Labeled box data
-.-.-
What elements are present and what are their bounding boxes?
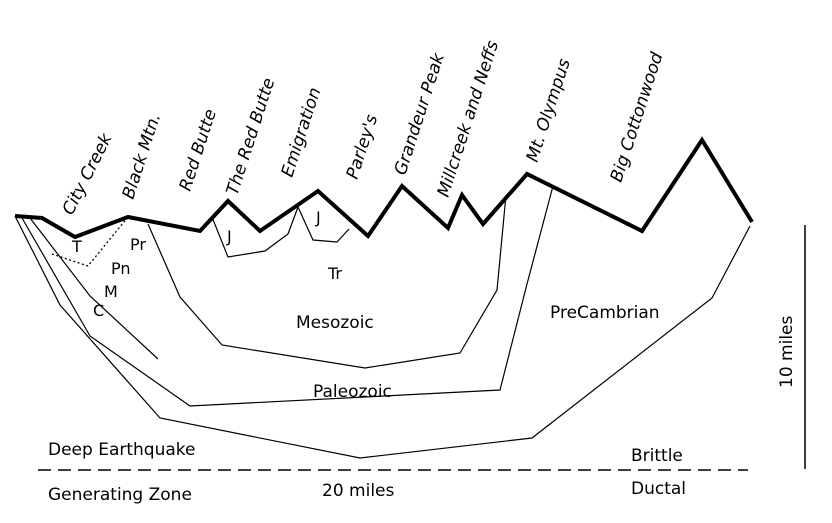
paleozoic-boundary	[21, 185, 554, 407]
canyon-label-big-cottonwood: Big Cottonwood	[607, 50, 668, 185]
deep-earthquake-label: Deep Earthquake	[48, 440, 195, 460]
horizontal-scale-label: 20 miles	[322, 481, 395, 501]
unit-label-pr: Pr	[130, 235, 146, 254]
paleozoic-inner-line	[29, 217, 159, 360]
unit-label-m: M	[104, 282, 118, 301]
unit-label-j1: J	[226, 227, 232, 246]
mesozoic-boundary	[147, 194, 507, 369]
canyon-label-emigration: Emigration	[278, 85, 326, 179]
canyon-label-the-red-butte: The Red Butte	[223, 76, 280, 198]
unit-label-precambrian: PreCambrian	[550, 303, 660, 323]
canyon-label-parleys: Parley's	[343, 112, 383, 181]
unit-label-pn: Pn	[111, 259, 131, 278]
unit-label-paleozoic: Paleozoic	[313, 382, 392, 402]
jurassic-pocket-1	[211, 206, 299, 258]
unit-label-t: T	[71, 237, 82, 256]
canyon-label-mt-olympus: Mt. Olympus	[523, 56, 575, 164]
canyon-label-red-butte: Red Butte	[176, 107, 221, 194]
vertical-scale-label: 10 miles	[777, 315, 797, 388]
brittle-label: Brittle	[631, 446, 683, 466]
unit-label-c: C	[93, 301, 104, 320]
canyon-label-city-creek: City Creek	[59, 129, 117, 218]
unit-label-mesozoic: Mesozoic	[296, 313, 374, 333]
canyon-label-grandeur-peak: Grandeur Peak	[391, 50, 450, 178]
generating-zone-label: Generating Zone	[48, 485, 192, 505]
unit-label-j2: J	[315, 208, 321, 227]
outer-boundary	[14, 215, 751, 459]
ductal-label: Ductal	[631, 479, 686, 499]
ridge-profile	[14, 136, 754, 240]
jurassic-pocket-2	[297, 206, 350, 243]
unit-label-tr: Tr	[327, 264, 342, 283]
tertiary-boundary	[51, 216, 129, 267]
canyon-label-black-mtn: Black Mtn.	[119, 111, 165, 202]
-.-.-
→ Exercise task:
Rewrite all of the data above, swapping "canyon-label" for "place-label" everywhere and keeping everything else the same. Leave the pictures out.

→ Reply:
What elements are present and what are their bounding boxes?
paleozoic-boundary	[21, 185, 554, 407]
place-label-big-cottonwood: Big Cottonwood	[607, 50, 668, 185]
deep-earthquake-label: Deep Earthquake	[48, 440, 195, 460]
horizontal-scale-label: 20 miles	[322, 481, 395, 501]
unit-label-pr: Pr	[130, 235, 146, 254]
paleozoic-inner-line	[29, 217, 159, 360]
unit-label-m: M	[104, 282, 118, 301]
unit-label-j1: J	[226, 227, 232, 246]
mesozoic-boundary	[147, 194, 507, 369]
place-label-emigration: Emigration	[278, 85, 326, 179]
place-label-the-red-butte: The Red Butte	[223, 76, 280, 198]
unit-label-precambrian: PreCambrian	[550, 303, 660, 323]
place-label-parleys: Parley's	[343, 112, 383, 181]
unit-label-pn: Pn	[111, 259, 131, 278]
unit-label-paleozoic: Paleozoic	[313, 382, 392, 402]
jurassic-pocket-1	[211, 206, 299, 258]
unit-label-t: T	[71, 237, 82, 256]
place-label-mt-olympus: Mt. Olympus	[523, 56, 575, 164]
place-label-red-butte: Red Butte	[176, 107, 221, 194]
vertical-scale-label: 10 miles	[777, 315, 797, 388]
brittle-label: Brittle	[631, 446, 683, 466]
unit-label-c: C	[93, 301, 104, 320]
place-label-city-creek: City Creek	[59, 129, 117, 218]
unit-label-mesozoic: Mesozoic	[296, 313, 374, 333]
place-label-grandeur-peak: Grandeur Peak	[391, 50, 450, 178]
generating-zone-label: Generating Zone	[48, 485, 192, 505]
unit-label-j2: J	[315, 208, 321, 227]
outer-boundary	[14, 215, 751, 459]
ductal-label: Ductal	[631, 479, 686, 499]
ridge-profile	[14, 136, 754, 240]
jurassic-pocket-2	[297, 206, 350, 243]
unit-label-tr: Tr	[327, 264, 342, 283]
tertiary-boundary	[51, 216, 129, 267]
place-label-black-mtn: Black Mtn.	[119, 111, 165, 202]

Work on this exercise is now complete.